• Input records:
%%

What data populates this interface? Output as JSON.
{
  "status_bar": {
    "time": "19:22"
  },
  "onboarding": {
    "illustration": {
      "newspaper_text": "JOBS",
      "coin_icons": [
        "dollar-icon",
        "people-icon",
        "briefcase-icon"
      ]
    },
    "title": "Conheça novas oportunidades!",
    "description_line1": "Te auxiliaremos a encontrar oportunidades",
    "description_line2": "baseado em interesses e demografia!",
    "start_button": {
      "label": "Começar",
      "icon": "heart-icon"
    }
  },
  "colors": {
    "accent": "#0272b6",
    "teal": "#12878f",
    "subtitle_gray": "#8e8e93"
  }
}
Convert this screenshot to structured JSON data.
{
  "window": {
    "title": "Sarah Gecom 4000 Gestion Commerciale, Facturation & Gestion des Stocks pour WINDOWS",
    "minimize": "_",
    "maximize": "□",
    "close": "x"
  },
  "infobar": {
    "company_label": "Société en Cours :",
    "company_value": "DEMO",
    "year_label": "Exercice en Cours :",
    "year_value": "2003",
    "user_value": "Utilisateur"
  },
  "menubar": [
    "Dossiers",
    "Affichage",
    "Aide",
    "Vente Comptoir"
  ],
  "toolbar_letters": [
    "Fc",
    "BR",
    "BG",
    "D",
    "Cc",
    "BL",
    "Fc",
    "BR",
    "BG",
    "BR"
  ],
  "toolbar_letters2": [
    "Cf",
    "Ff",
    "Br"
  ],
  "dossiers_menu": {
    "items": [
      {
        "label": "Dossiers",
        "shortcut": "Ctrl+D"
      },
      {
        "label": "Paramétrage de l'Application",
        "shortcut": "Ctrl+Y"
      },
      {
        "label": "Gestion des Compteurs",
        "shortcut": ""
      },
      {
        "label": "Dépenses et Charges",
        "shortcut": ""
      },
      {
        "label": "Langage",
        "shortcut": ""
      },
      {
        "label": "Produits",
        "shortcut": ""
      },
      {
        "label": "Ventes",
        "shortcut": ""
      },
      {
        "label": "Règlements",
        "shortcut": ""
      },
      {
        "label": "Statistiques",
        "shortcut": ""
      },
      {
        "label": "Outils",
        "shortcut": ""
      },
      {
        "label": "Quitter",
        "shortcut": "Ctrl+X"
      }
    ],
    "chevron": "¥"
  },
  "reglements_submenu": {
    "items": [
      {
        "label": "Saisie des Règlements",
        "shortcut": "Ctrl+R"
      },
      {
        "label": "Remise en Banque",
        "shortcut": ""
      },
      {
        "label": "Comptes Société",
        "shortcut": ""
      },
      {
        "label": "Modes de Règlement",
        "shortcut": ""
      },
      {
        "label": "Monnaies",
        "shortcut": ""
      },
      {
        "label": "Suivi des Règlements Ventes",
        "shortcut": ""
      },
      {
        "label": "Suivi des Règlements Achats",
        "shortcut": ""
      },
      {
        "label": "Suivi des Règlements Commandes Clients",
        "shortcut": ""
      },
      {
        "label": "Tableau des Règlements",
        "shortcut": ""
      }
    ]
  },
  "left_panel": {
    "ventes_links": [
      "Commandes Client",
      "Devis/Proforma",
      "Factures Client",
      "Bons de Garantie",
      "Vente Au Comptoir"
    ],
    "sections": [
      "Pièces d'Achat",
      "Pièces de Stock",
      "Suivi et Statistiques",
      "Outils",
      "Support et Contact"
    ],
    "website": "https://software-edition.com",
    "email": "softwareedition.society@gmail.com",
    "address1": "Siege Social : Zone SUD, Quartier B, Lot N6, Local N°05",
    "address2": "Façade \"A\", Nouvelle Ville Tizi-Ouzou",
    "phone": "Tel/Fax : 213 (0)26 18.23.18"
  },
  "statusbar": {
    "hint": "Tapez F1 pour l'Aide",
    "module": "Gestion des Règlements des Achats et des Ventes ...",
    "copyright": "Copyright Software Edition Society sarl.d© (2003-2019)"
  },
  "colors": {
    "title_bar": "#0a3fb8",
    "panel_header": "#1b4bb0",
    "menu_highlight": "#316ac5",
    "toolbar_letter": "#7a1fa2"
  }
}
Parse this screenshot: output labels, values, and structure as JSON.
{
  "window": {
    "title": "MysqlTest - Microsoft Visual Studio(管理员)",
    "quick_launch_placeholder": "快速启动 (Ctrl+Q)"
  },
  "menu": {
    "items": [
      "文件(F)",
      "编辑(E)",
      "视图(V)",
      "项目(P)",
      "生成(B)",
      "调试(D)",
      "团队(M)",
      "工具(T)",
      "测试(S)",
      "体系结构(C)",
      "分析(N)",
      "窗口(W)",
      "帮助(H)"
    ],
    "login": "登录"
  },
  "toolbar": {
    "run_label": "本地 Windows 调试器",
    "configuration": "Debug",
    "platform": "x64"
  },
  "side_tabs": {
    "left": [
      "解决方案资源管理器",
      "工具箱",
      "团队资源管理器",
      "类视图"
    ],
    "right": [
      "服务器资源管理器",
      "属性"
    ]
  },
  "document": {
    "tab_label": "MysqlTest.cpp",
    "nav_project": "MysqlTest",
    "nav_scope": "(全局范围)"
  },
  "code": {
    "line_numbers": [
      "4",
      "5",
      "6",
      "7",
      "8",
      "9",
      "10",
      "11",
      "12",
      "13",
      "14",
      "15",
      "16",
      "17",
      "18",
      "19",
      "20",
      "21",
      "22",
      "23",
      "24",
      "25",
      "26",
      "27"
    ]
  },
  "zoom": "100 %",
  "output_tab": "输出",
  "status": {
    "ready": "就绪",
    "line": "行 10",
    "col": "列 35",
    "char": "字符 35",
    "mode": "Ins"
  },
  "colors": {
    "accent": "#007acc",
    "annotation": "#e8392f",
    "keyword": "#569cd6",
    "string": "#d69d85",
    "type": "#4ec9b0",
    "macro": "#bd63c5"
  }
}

%%

• Problem to work on: Go through the listing above and work out how many lines contain the string "Suivi". Reply with the number alone.

• Correct output: 4